» **Exercise aim**: Pick out every line in the data below that holds "always".

» **Input material**:
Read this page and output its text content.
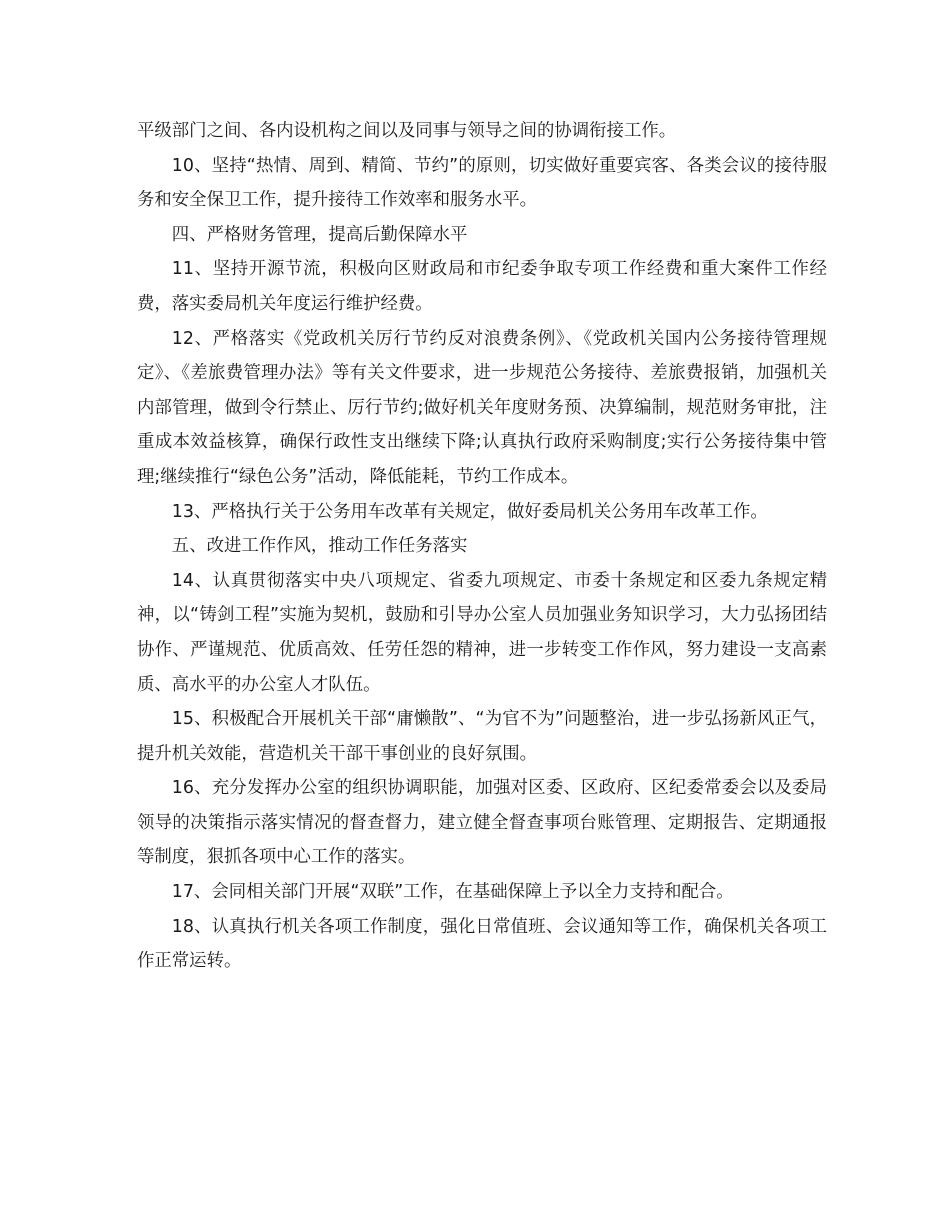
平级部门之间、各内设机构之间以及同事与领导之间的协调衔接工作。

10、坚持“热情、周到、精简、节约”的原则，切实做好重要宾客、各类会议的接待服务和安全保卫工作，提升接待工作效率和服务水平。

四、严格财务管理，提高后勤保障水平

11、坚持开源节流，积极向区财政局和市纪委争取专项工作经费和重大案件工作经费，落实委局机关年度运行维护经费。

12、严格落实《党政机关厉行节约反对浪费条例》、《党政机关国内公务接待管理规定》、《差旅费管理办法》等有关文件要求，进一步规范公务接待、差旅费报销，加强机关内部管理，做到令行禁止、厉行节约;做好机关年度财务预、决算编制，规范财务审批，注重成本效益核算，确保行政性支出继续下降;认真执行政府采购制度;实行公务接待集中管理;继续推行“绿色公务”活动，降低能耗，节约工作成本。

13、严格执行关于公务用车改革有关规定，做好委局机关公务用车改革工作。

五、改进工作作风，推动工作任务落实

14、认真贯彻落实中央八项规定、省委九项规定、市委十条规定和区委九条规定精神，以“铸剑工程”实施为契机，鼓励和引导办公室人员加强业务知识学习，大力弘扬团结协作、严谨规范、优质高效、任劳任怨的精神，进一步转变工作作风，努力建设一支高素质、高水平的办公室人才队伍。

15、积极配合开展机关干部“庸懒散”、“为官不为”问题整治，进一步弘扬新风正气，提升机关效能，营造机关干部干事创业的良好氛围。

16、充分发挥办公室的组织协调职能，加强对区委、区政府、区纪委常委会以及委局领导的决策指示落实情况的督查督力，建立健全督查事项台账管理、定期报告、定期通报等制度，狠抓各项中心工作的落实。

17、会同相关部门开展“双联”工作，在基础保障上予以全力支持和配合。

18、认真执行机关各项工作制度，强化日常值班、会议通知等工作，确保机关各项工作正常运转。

* * *

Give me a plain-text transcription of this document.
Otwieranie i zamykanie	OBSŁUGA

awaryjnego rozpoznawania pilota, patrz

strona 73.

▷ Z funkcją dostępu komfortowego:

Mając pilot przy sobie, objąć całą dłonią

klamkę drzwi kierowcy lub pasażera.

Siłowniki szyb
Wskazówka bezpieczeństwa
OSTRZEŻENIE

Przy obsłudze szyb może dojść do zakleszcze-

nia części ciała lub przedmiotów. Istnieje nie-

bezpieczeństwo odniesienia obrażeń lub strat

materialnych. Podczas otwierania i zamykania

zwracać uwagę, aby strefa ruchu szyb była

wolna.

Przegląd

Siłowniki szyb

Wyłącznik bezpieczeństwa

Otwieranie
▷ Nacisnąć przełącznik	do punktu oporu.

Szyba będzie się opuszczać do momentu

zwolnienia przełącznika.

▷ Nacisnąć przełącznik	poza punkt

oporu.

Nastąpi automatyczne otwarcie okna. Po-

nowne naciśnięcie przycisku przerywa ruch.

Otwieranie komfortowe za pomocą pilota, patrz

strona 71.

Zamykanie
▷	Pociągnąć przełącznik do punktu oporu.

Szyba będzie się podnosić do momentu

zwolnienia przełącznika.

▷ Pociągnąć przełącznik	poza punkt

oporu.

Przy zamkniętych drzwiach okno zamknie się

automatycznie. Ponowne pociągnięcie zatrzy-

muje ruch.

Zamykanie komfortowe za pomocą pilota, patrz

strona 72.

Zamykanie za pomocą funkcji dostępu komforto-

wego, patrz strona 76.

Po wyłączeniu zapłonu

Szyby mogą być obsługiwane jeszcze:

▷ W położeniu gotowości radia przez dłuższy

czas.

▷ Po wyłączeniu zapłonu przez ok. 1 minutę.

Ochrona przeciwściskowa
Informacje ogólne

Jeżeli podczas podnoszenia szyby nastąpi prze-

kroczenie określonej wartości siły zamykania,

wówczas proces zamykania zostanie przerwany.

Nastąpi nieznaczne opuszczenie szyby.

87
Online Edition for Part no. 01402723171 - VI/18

==

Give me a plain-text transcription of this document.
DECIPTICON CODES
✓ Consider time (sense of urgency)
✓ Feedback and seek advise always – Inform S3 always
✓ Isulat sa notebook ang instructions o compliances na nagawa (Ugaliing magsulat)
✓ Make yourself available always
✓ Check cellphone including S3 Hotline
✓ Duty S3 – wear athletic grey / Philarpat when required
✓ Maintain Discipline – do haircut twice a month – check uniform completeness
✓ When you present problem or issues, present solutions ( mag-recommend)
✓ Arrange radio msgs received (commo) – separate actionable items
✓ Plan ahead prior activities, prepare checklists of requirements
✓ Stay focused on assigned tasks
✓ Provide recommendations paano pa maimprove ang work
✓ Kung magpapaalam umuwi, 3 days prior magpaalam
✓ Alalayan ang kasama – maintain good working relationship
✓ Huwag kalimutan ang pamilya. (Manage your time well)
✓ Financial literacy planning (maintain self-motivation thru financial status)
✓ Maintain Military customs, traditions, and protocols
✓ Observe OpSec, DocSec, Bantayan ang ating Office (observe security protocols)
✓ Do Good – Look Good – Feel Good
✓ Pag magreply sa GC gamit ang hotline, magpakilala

» **Output of the task**:
✓ Feedback and seek advise always – Inform S3 always
✓ Make yourself available always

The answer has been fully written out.